• **TASK**:
Copy every record below, exactly as written.

Saved entries
************

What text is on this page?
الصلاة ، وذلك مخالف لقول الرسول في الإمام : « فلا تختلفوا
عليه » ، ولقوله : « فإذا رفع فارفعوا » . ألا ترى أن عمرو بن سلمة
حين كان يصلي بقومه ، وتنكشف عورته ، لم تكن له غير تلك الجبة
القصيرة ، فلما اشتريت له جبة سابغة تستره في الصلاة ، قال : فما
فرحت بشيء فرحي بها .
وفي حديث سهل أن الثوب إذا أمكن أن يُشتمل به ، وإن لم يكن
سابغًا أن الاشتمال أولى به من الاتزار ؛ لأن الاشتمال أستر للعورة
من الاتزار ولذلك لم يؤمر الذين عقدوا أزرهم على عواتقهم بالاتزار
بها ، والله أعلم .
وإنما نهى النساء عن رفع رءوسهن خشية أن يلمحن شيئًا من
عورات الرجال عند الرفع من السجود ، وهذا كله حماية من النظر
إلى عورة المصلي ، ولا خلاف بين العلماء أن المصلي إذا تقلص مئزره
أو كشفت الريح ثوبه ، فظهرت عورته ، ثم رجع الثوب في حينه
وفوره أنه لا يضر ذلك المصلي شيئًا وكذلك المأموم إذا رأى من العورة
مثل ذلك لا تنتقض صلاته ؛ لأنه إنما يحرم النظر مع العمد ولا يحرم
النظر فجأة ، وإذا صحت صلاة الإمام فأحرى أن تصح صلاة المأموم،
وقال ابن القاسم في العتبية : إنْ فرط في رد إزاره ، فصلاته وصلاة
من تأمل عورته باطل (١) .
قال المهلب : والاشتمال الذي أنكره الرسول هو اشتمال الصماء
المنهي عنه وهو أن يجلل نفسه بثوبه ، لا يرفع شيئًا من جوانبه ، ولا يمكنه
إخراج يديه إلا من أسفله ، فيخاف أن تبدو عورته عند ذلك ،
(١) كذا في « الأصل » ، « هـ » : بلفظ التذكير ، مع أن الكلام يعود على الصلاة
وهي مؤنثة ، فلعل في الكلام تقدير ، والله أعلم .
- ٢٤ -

************

• **CORRECT ANSWER**:
What text is on this page?
الصلاة ، وذلك مخالف لقول الرسول في الإمام : « فلا تختلفوا
عليه » ، ولقوله : « فإذا رفع فارفعوا » . ألا ترى أن عمرو بن سلمة
حين كان يصلي بقومه ، وتنكشف عورته ، لم تكن له غير تلك الجبة
القصيرة ، فلما اشتريت له جبة سابغة تستره في الصلاة ، قال : فما
فرحت بشيء فرحي بها .
وفي حديث سهل أن الثوب إذا أمكن أن يُشتمل به ، وإن لم يكن
سابغًا أن الاشتمال أولى به من الاتزار ؛ لأن الاشتمال أستر للعورة
من الاتزار ولذلك لم يؤمر الذين عقدوا أزرهم على عواتقهم بالاتزار
بها ، والله أعلم .
وإنما نهى النساء عن رفع رءوسهن خشية أن يلمحن شيئًا من
عورات الرجال عند الرفع من السجود ، وهذا كله حماية من النظر
إلى عورة المصلي ، ولا خلاف بين العلماء أن المصلي إذا تقلص مئزره
أو كشفت الريح ثوبه ، فظهرت عورته ، ثم رجع الثوب في حينه
وفوره أنه لا يضر ذلك المصلي شيئًا وكذلك المأموم إذا رأى من العورة
مثل ذلك لا تنتقض صلاته ؛ لأنه إنما يحرم النظر مع العمد ولا يحرم
النظر فجأة ، وإذا صحت صلاة الإمام فأحرى أن تصح صلاة المأموم،
وقال ابن القاسم في العتبية : إنْ فرط في رد إزاره ، فصلاته وصلاة
من تأمل عورته باطل (١) .
قال المهلب : والاشتمال الذي أنكره الرسول هو اشتمال الصماء
المنهي عنه وهو أن يجلل نفسه بثوبه ، لا يرفع شيئًا من جوانبه ، ولا يمكنه
إخراج يديه إلا من أسفله ، فيخاف أن تبدو عورته عند ذلك ،
(١) كذا في « الأصل » ، « هـ » : بلفظ التذكير ، مع أن الكلام يعود على الصلاة
وهي مؤنثة ، فلعل في الكلام تقدير ، والله أعلم .
- ٢٤ -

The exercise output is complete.